-------- DATASET ENTRIES

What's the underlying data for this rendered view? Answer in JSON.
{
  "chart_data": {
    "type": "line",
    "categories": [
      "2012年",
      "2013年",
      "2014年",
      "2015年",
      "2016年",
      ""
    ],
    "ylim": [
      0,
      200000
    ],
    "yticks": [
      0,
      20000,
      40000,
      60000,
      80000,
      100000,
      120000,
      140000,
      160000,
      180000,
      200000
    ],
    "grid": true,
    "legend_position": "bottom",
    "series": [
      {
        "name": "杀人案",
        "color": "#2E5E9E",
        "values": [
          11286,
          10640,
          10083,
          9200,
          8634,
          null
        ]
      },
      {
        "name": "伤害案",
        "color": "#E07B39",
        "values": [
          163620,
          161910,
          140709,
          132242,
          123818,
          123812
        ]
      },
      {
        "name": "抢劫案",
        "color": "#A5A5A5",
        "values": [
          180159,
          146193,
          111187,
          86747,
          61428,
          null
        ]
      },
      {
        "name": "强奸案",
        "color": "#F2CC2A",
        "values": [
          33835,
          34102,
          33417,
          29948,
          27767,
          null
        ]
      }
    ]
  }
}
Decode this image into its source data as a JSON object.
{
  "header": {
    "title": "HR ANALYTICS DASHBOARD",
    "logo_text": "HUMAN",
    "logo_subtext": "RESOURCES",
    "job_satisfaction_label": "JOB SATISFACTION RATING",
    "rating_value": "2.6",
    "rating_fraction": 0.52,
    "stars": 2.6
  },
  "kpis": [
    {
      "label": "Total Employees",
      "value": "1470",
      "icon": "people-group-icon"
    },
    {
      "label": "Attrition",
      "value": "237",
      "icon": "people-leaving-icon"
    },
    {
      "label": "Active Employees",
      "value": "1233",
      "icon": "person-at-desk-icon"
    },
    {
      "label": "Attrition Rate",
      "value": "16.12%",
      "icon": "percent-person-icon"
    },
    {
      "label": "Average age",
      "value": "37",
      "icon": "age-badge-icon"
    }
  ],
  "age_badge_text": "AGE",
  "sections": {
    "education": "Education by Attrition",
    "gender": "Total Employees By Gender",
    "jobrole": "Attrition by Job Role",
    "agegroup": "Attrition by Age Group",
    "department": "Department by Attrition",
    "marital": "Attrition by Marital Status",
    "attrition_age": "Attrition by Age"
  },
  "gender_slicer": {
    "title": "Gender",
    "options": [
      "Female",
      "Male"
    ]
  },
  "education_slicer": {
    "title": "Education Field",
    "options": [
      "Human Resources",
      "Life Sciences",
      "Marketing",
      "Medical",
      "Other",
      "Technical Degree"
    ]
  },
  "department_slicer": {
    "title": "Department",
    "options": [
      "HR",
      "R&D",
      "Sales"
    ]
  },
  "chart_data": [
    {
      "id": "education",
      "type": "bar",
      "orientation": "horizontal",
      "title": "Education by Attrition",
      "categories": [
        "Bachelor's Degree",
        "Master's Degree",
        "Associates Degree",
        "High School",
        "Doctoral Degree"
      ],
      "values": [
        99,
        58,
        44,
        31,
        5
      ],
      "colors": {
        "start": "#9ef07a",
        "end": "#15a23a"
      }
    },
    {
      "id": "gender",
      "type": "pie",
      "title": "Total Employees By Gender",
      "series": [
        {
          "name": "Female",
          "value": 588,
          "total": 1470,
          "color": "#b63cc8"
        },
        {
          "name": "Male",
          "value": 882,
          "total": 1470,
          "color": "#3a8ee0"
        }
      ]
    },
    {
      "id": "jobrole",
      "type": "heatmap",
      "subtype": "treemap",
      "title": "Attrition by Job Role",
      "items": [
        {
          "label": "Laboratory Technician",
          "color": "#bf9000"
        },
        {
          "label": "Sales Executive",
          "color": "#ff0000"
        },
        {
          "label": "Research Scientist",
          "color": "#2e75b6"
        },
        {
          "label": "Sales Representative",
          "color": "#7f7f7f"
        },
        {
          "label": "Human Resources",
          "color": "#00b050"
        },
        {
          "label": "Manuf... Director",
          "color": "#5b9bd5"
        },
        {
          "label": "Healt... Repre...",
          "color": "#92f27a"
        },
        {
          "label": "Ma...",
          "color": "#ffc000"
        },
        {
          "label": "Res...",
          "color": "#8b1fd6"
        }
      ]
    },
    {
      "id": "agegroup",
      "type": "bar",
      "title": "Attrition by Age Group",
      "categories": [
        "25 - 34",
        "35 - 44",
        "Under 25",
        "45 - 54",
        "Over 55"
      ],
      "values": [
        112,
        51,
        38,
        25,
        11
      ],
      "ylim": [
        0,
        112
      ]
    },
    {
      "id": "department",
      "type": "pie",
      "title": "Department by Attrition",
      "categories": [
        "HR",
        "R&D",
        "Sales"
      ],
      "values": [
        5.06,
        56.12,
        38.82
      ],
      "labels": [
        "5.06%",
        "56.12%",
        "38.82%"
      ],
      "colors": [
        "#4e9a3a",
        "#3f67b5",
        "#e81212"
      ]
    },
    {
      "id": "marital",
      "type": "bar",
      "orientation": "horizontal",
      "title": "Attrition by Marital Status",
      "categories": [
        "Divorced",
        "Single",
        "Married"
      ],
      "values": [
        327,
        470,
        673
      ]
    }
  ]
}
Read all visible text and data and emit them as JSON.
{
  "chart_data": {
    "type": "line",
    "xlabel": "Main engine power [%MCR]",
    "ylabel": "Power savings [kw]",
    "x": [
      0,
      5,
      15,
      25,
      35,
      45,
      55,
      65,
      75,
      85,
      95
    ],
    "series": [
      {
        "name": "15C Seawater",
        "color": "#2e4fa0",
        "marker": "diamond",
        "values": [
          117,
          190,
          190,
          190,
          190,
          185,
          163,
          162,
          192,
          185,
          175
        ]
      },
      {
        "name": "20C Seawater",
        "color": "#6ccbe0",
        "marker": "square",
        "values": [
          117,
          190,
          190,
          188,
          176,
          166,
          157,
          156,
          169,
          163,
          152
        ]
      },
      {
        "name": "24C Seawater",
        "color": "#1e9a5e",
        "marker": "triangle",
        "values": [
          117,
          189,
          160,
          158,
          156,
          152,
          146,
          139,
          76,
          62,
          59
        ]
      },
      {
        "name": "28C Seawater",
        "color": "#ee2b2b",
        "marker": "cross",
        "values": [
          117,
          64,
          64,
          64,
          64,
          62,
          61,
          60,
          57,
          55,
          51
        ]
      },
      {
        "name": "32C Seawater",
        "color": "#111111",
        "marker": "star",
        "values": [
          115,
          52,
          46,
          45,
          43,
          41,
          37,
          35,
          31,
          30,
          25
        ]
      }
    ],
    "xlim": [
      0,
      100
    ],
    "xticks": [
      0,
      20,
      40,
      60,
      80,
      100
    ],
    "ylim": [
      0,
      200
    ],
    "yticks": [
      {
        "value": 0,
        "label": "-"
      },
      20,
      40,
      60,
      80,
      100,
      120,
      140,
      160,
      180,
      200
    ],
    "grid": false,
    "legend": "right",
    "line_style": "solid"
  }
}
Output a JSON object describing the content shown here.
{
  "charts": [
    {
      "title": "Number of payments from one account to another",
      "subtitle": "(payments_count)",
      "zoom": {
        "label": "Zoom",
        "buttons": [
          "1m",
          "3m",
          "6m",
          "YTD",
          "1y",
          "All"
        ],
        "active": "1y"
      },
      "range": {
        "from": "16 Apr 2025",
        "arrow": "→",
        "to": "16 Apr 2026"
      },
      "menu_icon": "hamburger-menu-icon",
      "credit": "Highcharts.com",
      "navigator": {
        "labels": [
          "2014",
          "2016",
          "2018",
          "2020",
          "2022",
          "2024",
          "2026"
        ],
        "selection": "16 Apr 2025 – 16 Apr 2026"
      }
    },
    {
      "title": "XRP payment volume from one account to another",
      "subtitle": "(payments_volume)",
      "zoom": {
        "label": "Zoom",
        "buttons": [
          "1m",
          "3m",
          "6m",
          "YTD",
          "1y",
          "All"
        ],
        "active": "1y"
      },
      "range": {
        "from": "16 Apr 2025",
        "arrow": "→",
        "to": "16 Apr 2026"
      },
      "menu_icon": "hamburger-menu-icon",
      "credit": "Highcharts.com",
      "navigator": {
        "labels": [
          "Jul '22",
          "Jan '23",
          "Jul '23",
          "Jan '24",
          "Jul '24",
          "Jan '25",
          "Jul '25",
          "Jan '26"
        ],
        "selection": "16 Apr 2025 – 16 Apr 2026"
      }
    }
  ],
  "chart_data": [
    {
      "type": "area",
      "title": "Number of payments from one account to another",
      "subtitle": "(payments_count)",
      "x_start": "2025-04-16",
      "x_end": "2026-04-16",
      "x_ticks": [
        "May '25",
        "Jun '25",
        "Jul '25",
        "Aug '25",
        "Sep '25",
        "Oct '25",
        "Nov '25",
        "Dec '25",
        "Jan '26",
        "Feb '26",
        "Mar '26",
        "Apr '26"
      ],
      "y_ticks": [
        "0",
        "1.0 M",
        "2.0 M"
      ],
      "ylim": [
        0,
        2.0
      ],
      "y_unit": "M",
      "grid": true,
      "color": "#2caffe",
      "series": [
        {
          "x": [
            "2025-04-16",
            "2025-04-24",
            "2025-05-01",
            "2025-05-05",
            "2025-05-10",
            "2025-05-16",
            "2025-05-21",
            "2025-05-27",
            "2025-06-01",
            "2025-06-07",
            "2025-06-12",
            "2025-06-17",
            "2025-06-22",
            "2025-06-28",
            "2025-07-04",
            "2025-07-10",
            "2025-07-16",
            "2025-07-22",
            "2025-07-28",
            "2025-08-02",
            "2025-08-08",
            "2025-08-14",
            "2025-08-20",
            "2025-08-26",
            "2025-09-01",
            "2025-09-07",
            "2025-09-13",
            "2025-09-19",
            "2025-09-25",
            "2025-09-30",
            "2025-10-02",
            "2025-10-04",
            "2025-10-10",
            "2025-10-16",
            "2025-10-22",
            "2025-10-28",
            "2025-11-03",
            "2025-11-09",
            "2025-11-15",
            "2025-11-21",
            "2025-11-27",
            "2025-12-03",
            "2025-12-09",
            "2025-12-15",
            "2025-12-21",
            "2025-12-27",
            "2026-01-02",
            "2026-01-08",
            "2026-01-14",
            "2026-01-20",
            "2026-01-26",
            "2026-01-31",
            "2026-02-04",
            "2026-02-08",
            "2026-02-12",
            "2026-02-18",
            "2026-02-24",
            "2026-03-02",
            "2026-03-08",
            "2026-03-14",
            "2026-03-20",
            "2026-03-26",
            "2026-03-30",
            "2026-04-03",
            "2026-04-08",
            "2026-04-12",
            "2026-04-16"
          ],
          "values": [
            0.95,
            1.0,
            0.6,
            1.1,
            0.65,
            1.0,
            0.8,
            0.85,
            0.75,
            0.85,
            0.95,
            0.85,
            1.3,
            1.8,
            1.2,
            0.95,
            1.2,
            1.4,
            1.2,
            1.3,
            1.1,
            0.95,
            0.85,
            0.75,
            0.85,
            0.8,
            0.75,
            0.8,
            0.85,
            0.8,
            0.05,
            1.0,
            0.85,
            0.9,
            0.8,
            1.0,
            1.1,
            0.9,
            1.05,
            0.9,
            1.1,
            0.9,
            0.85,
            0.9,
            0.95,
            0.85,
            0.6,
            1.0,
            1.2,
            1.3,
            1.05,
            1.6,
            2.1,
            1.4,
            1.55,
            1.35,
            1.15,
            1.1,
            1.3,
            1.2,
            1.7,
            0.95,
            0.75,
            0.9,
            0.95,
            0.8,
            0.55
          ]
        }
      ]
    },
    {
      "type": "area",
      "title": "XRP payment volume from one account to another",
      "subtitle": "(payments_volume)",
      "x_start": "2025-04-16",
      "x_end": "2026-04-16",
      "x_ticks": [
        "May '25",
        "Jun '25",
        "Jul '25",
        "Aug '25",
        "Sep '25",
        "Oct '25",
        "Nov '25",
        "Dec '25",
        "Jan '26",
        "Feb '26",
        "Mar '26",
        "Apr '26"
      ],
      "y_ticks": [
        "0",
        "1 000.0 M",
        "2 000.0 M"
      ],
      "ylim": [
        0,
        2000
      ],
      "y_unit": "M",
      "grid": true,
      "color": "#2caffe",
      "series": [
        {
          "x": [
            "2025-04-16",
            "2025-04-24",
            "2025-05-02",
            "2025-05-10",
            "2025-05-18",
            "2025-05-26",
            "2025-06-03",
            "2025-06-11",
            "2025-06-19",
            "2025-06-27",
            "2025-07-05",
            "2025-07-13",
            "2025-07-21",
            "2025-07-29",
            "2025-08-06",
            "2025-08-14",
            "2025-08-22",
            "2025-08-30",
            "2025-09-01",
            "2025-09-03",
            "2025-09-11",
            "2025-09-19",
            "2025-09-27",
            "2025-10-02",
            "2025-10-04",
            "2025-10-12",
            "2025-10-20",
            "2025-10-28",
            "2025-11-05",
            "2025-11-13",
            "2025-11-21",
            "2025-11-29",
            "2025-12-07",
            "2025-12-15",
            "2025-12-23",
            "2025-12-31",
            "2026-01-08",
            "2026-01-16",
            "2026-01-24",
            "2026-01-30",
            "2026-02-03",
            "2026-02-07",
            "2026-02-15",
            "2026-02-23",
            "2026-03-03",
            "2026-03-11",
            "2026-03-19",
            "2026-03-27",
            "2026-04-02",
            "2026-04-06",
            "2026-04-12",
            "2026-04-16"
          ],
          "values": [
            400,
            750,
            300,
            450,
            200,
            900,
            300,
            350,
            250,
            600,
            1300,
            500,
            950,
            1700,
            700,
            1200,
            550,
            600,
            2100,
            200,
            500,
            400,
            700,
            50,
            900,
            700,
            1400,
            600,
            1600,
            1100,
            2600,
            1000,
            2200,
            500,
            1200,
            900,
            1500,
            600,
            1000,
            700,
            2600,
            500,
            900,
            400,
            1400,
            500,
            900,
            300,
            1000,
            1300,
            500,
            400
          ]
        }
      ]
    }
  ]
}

----------------

## PROBLEM TO WORK ON
Pick each line holding the word "Sales" out of the listing.

## SOLUTION FOR THIS TASK
      "Sales"
          "label": "Sales Executive",
          "label": "Sales Representative",
        "Sales"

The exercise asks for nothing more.